Retype the records below exactly as they appear, but leave out any pictures.

··· Provided entries

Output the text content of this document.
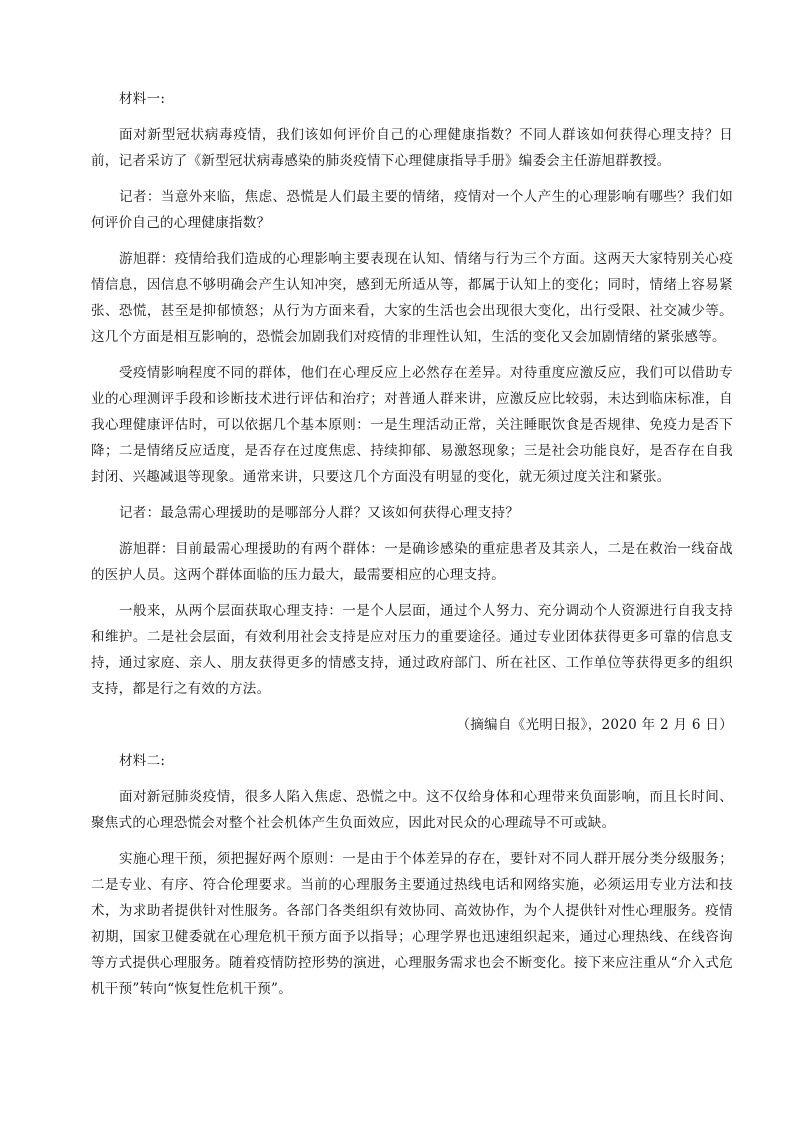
材料一:

面对新型冠状病毒疫情，我们该如何评价自己的心理健康指数？不同人群该如何获得心理支持？日前，记者采访了《新型冠状病毒感染的肺炎疫情下心理健康指导手册》编委会主任游旭群教授。

记者：当意外来临，焦虑、恐慌是人们最主要的情绪，疫情对一个人产生的心理影响有哪些？我们如何评价自己的心理健康指数？

游旭群：疫情给我们造成的心理影响主要表现在认知、情绪与行为三个方面。这两天大家特别关心疫情信息，因信息不够明确会产生认知冲突，感到无所适从等，都属于认知上的变化；同时，情绪上容易紧张、恐慌，甚至是抑郁愤怒；从行为方面来看，大家的生活也会出现很大变化，出行受限、社交减少等。这几个方面是相互影响的，恐慌会加剧我们对疫情的非理性认知，生活的变化又会加剧情绪的紧张感等。

受疫情影响程度不同的群体，他们在心理反应上必然存在差异。对待重度应激反应，我们可以借助专业的心理测评手段和诊断技术进行评估和治疗；对普通人群来讲，应激反应比较弱，未达到临床标准，自我心理健康评估时，可以依据几个基本原则：一是生理活动正常，关注睡眠饮食是否规律、免疫力是否下降；二是情绪反应适度，是否存在过度焦虑、持续抑郁、易激怒现象；三是社会功能良好，是否存在自我封闭、兴趣减退等现象。通常来讲，只要这几个方面没有明显的变化，就无须过度关注和紧张。

记者：最急需心理援助的是哪部分人群？又该如何获得心理支持？

游旭群：目前最需心理援助的有两个群体：一是确诊感染的重症患者及其亲人，二是在救治一线奋战的医护人员。这两个群体面临的压力最大，最需要相应的心理支持。

一般来，从两个层面获取心理支持：一是个人层面，通过个人努力、充分调动个人资源进行自我支持和维护。二是社会层面，有效利用社会支持是应对压力的重要途径。通过专业团体获得更多可靠的信息支持，通过家庭、亲人、朋友获得更多的情感支持，通过政府部门、所在社区、工作单位等获得更多的组织支持，都是行之有效的方法。

（摘编自《光明日报》，2020 年 2 月 6 日）

材料二:

面对新冠肺炎疫情，很多人陷入焦虑、恐慌之中。这不仅给身体和心理带来负面影响，而且长时间、聚焦式的心理恐慌会对整个社会机体产生负面效应，因此对民众的心理疏导不可或缺。

实施心理干预，须把握好两个原则：一是由于个体差异的存在，要针对不同人群开展分类分级服务；二是专业、有序、符合伦理要求。当前的心理服务主要通过热线电话和网络实施，必须运用专业方法和技术，为求助者提供针对性服务。各部门各类组织有效协同、高效协作，为个人提供针对性心理服务。疫情初期，国家卫健委就在心理危机干预方面予以指导；心理学界也迅速组织起来，通过心理热线、在线咨询等方式提供心理服务。随着疫情防控形势的演进，心理服务需求也会不断变化。接下来应注重从“介入式危机干预”转向“恢复性危机干预”。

······

#### Problem solution:
Output the text content of this document.
材料一:

面对新型冠状病毒疫情，我们该如何评价自己的心理健康指数？不同人群该如何获得心理支持？日前，记者采访了《新型冠状病毒感染的肺炎疫情下心理健康指导手册》编委会主任游旭群教授。

记者：当意外来临，焦虑、恐慌是人们最主要的情绪，疫情对一个人产生的心理影响有哪些？我们如何评价自己的心理健康指数？

游旭群：疫情给我们造成的心理影响主要表现在认知、情绪与行为三个方面。这两天大家特别关心疫情信息，因信息不够明确会产生认知冲突，感到无所适从等，都属于认知上的变化；同时，情绪上容易紧张、恐慌，甚至是抑郁愤怒；从行为方面来看，大家的生活也会出现很大变化，出行受限、社交减少等。这几个方面是相互影响的，恐慌会加剧我们对疫情的非理性认知，生活的变化又会加剧情绪的紧张感等。

受疫情影响程度不同的群体，他们在心理反应上必然存在差异。对待重度应激反应，我们可以借助专业的心理测评手段和诊断技术进行评估和治疗；对普通人群来讲，应激反应比较弱，未达到临床标准，自我心理健康评估时，可以依据几个基本原则：一是生理活动正常，关注睡眠饮食是否规律、免疫力是否下降；二是情绪反应适度，是否存在过度焦虑、持续抑郁、易激怒现象；三是社会功能良好，是否存在自我封闭、兴趣减退等现象。通常来讲，只要这几个方面没有明显的变化，就无须过度关注和紧张。

记者：最急需心理援助的是哪部分人群？又该如何获得心理支持？

游旭群：目前最需心理援助的有两个群体：一是确诊感染的重症患者及其亲人，二是在救治一线奋战的医护人员。这两个群体面临的压力最大，最需要相应的心理支持。

一般来，从两个层面获取心理支持：一是个人层面，通过个人努力、充分调动个人资源进行自我支持和维护。二是社会层面，有效利用社会支持是应对压力的重要途径。通过专业团体获得更多可靠的信息支持，通过家庭、亲人、朋友获得更多的情感支持，通过政府部门、所在社区、工作单位等获得更多的组织支持，都是行之有效的方法。

（摘编自《光明日报》，2020 年 2 月 6 日）

材料二:

面对新冠肺炎疫情，很多人陷入焦虑、恐慌之中。这不仅给身体和心理带来负面影响，而且长时间、聚焦式的心理恐慌会对整个社会机体产生负面效应，因此对民众的心理疏导不可或缺。

实施心理干预，须把握好两个原则：一是由于个体差异的存在，要针对不同人群开展分类分级服务；二是专业、有序、符合伦理要求。当前的心理服务主要通过热线电话和网络实施，必须运用专业方法和技术，为求助者提供针对性服务。各部门各类组织有效协同、高效协作，为个人提供针对性心理服务。疫情初期，国家卫健委就在心理危机干预方面予以指导；心理学界也迅速组织起来，通过心理热线、在线咨询等方式提供心理服务。随着疫情防控形势的演进，心理服务需求也会不断变化。接下来应注重从“介入式危机干预”转向“恢复性危机干预”。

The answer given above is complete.